• Set problem: Filter the lines below, copying only those with the string "name".

==============================

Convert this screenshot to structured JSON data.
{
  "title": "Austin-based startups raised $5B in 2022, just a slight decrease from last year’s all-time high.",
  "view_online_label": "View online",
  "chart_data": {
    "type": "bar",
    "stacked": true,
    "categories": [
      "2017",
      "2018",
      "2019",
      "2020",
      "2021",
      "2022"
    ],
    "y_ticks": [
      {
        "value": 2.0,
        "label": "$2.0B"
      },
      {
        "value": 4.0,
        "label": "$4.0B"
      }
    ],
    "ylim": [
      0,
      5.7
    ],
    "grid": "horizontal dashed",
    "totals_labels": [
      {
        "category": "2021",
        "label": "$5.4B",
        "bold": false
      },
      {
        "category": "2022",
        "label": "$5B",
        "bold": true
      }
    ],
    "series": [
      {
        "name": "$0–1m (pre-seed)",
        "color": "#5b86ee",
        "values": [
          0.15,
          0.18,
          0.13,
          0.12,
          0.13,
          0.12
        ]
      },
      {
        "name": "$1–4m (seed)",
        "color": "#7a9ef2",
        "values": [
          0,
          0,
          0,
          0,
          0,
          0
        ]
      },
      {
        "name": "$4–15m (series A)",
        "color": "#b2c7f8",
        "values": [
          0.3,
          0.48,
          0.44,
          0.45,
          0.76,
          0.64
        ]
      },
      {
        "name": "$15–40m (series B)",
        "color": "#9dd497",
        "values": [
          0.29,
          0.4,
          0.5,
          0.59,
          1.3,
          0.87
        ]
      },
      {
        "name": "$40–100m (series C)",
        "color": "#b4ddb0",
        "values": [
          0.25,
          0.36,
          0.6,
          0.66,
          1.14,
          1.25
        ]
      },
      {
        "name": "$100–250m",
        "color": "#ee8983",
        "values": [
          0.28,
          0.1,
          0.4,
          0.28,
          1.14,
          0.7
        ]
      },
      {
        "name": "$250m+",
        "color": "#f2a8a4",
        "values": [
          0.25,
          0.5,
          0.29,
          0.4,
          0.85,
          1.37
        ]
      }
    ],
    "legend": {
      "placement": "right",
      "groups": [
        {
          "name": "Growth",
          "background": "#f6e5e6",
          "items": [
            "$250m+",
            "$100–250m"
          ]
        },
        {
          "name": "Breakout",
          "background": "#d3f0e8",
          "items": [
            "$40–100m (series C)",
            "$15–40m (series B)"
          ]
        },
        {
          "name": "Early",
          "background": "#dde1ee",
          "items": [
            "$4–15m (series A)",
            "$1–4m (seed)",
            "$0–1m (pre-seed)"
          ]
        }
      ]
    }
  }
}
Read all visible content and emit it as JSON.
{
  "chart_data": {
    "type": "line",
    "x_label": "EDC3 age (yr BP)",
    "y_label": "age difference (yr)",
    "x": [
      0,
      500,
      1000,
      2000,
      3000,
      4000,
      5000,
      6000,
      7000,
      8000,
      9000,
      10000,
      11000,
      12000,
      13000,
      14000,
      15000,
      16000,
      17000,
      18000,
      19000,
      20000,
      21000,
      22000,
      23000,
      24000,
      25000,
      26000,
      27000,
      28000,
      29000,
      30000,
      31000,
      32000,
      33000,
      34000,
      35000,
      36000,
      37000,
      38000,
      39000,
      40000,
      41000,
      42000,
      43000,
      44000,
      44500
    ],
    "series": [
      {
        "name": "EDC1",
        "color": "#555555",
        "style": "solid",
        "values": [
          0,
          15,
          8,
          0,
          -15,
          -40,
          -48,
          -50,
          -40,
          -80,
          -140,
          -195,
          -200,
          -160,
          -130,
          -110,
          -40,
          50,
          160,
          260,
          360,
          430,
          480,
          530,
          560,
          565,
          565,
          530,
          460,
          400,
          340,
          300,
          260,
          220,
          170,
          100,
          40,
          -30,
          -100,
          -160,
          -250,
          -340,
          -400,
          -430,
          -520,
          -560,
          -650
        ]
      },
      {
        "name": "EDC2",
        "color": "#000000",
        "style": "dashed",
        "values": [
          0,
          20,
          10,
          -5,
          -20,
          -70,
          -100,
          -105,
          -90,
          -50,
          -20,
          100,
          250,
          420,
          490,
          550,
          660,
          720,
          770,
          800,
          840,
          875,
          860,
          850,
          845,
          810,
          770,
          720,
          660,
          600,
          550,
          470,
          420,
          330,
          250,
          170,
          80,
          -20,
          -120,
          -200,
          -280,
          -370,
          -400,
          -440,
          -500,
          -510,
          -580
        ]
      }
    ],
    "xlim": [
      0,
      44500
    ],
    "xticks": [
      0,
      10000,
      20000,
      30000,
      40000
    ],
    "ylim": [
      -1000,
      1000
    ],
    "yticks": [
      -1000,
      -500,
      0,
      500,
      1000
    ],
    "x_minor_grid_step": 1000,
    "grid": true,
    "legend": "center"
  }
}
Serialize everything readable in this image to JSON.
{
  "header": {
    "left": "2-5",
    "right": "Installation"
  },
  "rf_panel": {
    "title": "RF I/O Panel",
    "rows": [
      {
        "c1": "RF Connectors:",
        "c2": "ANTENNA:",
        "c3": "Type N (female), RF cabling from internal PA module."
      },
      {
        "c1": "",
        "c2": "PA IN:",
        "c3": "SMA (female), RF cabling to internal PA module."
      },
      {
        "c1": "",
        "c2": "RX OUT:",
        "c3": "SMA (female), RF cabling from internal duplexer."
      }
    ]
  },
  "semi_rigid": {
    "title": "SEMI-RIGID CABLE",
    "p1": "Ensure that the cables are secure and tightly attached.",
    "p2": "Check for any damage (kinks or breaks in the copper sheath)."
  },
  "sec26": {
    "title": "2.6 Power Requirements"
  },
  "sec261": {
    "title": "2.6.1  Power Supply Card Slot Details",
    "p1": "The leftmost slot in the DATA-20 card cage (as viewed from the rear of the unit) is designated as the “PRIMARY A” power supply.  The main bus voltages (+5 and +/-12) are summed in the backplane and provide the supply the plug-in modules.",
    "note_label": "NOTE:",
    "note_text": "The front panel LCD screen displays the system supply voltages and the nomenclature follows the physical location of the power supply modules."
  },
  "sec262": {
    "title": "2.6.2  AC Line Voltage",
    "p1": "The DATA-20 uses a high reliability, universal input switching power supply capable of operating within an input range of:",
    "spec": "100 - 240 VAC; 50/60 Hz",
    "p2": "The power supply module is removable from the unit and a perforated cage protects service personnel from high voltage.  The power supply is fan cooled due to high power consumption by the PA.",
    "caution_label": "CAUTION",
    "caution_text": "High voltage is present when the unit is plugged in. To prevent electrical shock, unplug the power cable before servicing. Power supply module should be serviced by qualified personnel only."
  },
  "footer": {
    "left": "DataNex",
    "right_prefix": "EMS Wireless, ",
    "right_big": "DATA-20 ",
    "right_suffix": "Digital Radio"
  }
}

==============================

• Correct answer:
        "name": "$0–1m (pre-seed)",
        "name": "$1–4m (seed)",
        "name": "$4–15m (series A)",
        "name": "$15–40m (series B)",
        "name": "$40–100m (series C)",
        "name": "$100–250m",
        "name": "$250m+",
          "name": "Growth",
          "name": "Breakout",
          "name": "Early",
        "name": "EDC1",
        "name": "EDC2",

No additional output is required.